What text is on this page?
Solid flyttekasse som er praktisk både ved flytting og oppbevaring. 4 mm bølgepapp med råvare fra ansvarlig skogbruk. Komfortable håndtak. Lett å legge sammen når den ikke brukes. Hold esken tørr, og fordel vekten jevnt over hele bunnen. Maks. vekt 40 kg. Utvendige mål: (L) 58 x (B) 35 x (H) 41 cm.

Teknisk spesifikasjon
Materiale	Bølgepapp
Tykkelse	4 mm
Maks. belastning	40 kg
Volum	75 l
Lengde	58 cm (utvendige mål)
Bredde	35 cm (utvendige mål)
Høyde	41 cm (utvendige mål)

________________________

**Aim of the task:**
From the records above, extract every line exactly as it stands.

**Complete response:**
What text is on this page?
Solid flyttekasse som er praktisk både ved flytting og oppbevaring. 4 mm bølgepapp med råvare fra ansvarlig skogbruk. Komfortable håndtak. Lett å legge sammen når den ikke brukes. Hold esken tørr, og fordel vekten jevnt over hele bunnen. Maks. vekt 40 kg. Utvendige mål: (L) 58 x (B) 35 x (H) 41 cm.

Teknisk spesifikasjon
Materiale	Bølgepapp
Tykkelse	4 mm
Maks. belastning	40 kg
Volum	75 l
Lengde	58 cm (utvendige mål)
Bredde	35 cm (utvendige mål)
Høyde	41 cm (utvendige mål)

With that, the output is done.